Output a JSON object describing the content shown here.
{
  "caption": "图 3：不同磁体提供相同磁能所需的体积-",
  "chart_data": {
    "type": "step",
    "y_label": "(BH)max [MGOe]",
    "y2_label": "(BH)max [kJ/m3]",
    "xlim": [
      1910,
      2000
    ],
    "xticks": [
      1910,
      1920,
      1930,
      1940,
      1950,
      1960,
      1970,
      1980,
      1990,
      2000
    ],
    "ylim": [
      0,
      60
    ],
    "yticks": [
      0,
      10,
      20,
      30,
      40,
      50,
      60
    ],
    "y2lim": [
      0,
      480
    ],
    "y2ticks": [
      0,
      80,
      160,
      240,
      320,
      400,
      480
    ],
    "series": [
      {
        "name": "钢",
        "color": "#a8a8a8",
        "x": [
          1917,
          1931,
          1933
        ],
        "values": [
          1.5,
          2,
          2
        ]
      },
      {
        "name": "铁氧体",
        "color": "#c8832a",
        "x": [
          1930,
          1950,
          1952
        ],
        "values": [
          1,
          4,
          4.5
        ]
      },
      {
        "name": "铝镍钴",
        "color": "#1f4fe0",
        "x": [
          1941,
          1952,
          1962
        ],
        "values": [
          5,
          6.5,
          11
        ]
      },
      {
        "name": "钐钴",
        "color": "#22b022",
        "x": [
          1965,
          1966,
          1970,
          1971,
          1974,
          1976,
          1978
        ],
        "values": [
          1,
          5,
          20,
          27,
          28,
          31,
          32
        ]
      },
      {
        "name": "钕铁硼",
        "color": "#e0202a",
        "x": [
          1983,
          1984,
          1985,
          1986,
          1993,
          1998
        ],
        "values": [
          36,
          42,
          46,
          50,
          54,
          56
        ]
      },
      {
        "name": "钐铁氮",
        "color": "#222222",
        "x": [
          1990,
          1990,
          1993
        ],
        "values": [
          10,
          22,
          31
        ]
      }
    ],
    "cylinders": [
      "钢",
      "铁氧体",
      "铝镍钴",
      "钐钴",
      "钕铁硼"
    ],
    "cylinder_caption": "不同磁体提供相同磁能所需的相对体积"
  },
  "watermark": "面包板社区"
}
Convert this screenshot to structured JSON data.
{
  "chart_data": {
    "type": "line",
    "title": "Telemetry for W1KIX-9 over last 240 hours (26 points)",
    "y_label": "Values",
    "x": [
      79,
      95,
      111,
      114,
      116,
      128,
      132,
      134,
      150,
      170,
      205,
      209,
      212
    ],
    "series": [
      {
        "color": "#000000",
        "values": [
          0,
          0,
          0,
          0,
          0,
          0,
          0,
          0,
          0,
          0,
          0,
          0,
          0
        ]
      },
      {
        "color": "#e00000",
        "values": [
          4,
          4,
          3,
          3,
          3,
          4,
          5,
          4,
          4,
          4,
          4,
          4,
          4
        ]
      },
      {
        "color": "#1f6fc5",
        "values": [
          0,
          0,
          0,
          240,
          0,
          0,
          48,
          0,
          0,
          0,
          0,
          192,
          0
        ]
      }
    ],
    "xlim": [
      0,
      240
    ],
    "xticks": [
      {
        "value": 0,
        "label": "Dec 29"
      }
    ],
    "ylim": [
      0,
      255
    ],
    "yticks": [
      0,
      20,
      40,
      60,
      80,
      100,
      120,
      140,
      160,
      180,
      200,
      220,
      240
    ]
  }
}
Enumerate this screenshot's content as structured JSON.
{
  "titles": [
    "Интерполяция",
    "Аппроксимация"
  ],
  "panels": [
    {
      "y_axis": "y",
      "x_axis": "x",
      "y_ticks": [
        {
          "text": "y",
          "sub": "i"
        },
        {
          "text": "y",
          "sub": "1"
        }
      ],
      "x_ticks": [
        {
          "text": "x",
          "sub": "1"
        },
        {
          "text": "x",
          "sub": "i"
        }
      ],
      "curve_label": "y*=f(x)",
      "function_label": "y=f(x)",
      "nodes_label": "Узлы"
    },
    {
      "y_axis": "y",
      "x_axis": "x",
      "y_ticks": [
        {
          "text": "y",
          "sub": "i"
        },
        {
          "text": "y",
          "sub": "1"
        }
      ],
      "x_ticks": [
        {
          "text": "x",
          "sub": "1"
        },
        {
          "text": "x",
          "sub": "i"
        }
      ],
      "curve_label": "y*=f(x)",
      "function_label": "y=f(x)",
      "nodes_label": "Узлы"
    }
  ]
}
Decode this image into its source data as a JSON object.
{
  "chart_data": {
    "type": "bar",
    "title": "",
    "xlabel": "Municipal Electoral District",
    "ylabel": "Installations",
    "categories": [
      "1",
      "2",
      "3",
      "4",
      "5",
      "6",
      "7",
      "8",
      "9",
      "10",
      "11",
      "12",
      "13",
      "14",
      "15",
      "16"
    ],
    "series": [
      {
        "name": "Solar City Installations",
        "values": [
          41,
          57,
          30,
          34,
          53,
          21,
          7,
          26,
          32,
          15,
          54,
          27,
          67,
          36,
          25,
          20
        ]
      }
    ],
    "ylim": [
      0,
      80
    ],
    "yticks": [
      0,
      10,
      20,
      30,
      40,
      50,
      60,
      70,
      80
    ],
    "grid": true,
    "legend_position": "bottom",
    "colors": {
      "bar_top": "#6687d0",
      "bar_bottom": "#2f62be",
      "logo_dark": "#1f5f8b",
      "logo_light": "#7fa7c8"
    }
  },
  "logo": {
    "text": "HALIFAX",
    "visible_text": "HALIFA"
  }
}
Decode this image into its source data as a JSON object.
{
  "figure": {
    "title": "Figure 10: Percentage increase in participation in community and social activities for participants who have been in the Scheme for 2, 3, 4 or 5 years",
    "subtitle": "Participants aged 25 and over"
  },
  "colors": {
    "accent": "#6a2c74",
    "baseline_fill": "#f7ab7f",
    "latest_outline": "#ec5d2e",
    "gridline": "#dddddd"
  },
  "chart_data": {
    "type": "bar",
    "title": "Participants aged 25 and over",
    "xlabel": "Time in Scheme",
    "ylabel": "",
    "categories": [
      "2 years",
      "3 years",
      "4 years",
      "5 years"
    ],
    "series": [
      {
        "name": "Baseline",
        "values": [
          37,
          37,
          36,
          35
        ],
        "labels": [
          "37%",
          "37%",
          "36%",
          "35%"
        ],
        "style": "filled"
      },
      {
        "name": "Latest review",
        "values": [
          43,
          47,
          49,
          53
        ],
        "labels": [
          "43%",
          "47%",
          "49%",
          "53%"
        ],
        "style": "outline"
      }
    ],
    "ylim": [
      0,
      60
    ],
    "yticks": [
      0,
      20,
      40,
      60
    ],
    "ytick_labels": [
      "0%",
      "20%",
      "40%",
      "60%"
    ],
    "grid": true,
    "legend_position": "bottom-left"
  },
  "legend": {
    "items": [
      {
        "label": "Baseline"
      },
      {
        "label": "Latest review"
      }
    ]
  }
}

Exercise instructions -> Restate all of the entries above precisely.

Exercise output ->
Output a JSON object describing the content shown here.
{
  "caption": "图 3：不同磁体提供相同磁能所需的体积-",
  "chart_data": {
    "type": "step",
    "y_label": "(BH)max [MGOe]",
    "y2_label": "(BH)max [kJ/m3]",
    "xlim": [
      1910,
      2000
    ],
    "xticks": [
      1910,
      1920,
      1930,
      1940,
      1950,
      1960,
      1970,
      1980,
      1990,
      2000
    ],
    "ylim": [
      0,
      60
    ],
    "yticks": [
      0,
      10,
      20,
      30,
      40,
      50,
      60
    ],
    "y2lim": [
      0,
      480
    ],
    "y2ticks": [
      0,
      80,
      160,
      240,
      320,
      400,
      480
    ],
    "series": [
      {
        "name": "钢",
        "color": "#a8a8a8",
        "x": [
          1917,
          1931,
          1933
        ],
        "values": [
          1.5,
          2,
          2
        ]
      },
      {
        "name": "铁氧体",
        "color": "#c8832a",
        "x": [
          1930,
          1950,
          1952
        ],
        "values": [
          1,
          4,
          4.5
        ]
      },
      {
        "name": "铝镍钴",
        "color": "#1f4fe0",
        "x": [
          1941,
          1952,
          1962
        ],
        "values": [
          5,
          6.5,
          11
        ]
      },
      {
        "name": "钐钴",
        "color": "#22b022",
        "x": [
          1965,
          1966,
          1970,
          1971,
          1974,
          1976,
          1978
        ],
        "values": [
          1,
          5,
          20,
          27,
          28,
          31,
          32
        ]
      },
      {
        "name": "钕铁硼",
        "color": "#e0202a",
        "x": [
          1983,
          1984,
          1985,
          1986,
          1993,
          1998
        ],
        "values": [
          36,
          42,
          46,
          50,
          54,
          56
        ]
      },
      {
        "name": "钐铁氮",
        "color": "#222222",
        "x": [
          1990,
          1990,
          1993
        ],
        "values": [
          10,
          22,
          31
        ]
      }
    ],
    "cylinders": [
      "钢",
      "铁氧体",
      "铝镍钴",
      "钐钴",
      "钕铁硼"
    ],
    "cylinder_caption": "不同磁体提供相同磁能所需的相对体积"
  },
  "watermark": "面包板社区"
}
Convert this screenshot to structured JSON data.
{
  "chart_data": {
    "type": "line",
    "title": "Telemetry for W1KIX-9 over last 240 hours (26 points)",
    "y_label": "Values",
    "x": [
      79,
      95,
      111,
      114,
      116,
      128,
      132,
      134,
      150,
      170,
      205,
      209,
      212
    ],
    "series": [
      {
        "color": "#000000",
        "values": [
          0,
          0,
          0,
          0,
          0,
          0,
          0,
          0,
          0,
          0,
          0,
          0,
          0
        ]
      },
      {
        "color": "#e00000",
        "values": [
          4,
          4,
          3,
          3,
          3,
          4,
          5,
          4,
          4,
          4,
          4,
          4,
          4
        ]
      },
      {
        "color": "#1f6fc5",
        "values": [
          0,
          0,
          0,
          240,
          0,
          0,
          48,
          0,
          0,
          0,
          0,
          192,
          0
        ]
      }
    ],
    "xlim": [
      0,
      240
    ],
    "xticks": [
      {
        "value": 0,
        "label": "Dec 29"
      }
    ],
    "ylim": [
      0,
      255
    ],
    "yticks": [
      0,
      20,
      40,
      60,
      80,
      100,
      120,
      140,
      160,
      180,
      200,
      220,
      240
    ]
  }
}
Enumerate this screenshot's content as structured JSON.
{
  "titles": [
    "Интерполяция",
    "Аппроксимация"
  ],
  "panels": [
    {
      "y_axis": "y",
      "x_axis": "x",
      "y_ticks": [
        {
          "text": "y",
          "sub": "i"
        },
        {
          "text": "y",
          "sub": "1"
        }
      ],
      "x_ticks": [
        {
          "text": "x",
          "sub": "1"
        },
        {
          "text": "x",
          "sub": "i"
        }
      ],
      "curve_label": "y*=f(x)",
      "function_label": "y=f(x)",
      "nodes_label": "Узлы"
    },
    {
      "y_axis": "y",
      "x_axis": "x",
      "y_ticks": [
        {
          "text": "y",
          "sub": "i"
        },
        {
          "text": "y",
          "sub": "1"
        }
      ],
      "x_ticks": [
        {
          "text": "x",
          "sub": "1"
        },
        {
          "text": "x",
          "sub": "i"
        }
      ],
      "curve_label": "y*=f(x)",
      "function_label": "y=f(x)",
      "nodes_label": "Узлы"
    }
  ]
}
Decode this image into its source data as a JSON object.
{
  "chart_data": {
    "type": "bar",
    "title": "",
    "xlabel": "Municipal Electoral District",
    "ylabel": "Installations",
    "categories": [
      "1",
      "2",
      "3",
      "4",
      "5",
      "6",
      "7",
      "8",
      "9",
      "10",
      "11",
      "12",
      "13",
      "14",
      "15",
      "16"
    ],
    "series": [
      {
        "name": "Solar City Installations",
        "values": [
          41,
          57,
          30,
          34,
          53,
          21,
          7,
          26,
          32,
          15,
          54,
          27,
          67,
          36,
          25,
          20
        ]
      }
    ],
    "ylim": [
      0,
      80
    ],
    "yticks": [
      0,
      10,
      20,
      30,
      40,
      50,
      60,
      70,
      80
    ],
    "grid": true,
    "legend_position": "bottom",
    "colors": {
      "bar_top": "#6687d0",
      "bar_bottom": "#2f62be",
      "logo_dark": "#1f5f8b",
      "logo_light": "#7fa7c8"
    }
  },
  "logo": {
    "text": "HALIFAX",
    "visible_text": "HALIFA"
  }
}
Decode this image into its source data as a JSON object.
{
  "figure": {
    "title": "Figure 10: Percentage increase in participation in community and social activities for participants who have been in the Scheme for 2, 3, 4 or 5 years",
    "subtitle": "Participants aged 25 and over"
  },
  "colors": {
    "accent": "#6a2c74",
    "baseline_fill": "#f7ab7f",
    "latest_outline": "#ec5d2e",
    "gridline": "#dddddd"
  },
  "chart_data": {
    "type": "bar",
    "title": "Participants aged 25 and over",
    "xlabel": "Time in Scheme",
    "ylabel": "",
    "categories": [
      "2 years",
      "3 years",
      "4 years",
      "5 years"
    ],
    "series": [
      {
        "name": "Baseline",
        "values": [
          37,
          37,
          36,
          35
        ],
        "labels": [
          "37%",
          "37%",
          "36%",
          "35%"
        ],
        "style": "filled"
      },
      {
        "name": "Latest review",
        "values": [
          43,
          47,
          49,
          53
        ],
        "labels": [
          "43%",
          "47%",
          "49%",
          "53%"
        ],
        "style": "outline"
      }
    ],
    "ylim": [
      0,
      60
    ],
    "yticks": [
      0,
      20,
      40,
      60
    ],
    "ytick_labels": [
      "0%",
      "20%",
      "40%",
      "60%"
    ],
    "grid": true,
    "legend_position": "bottom-left"
  },
  "legend": {
    "items": [
      {
        "label": "Baseline"
      },
      {
        "label": "Latest review"
      }
    ]
  }
}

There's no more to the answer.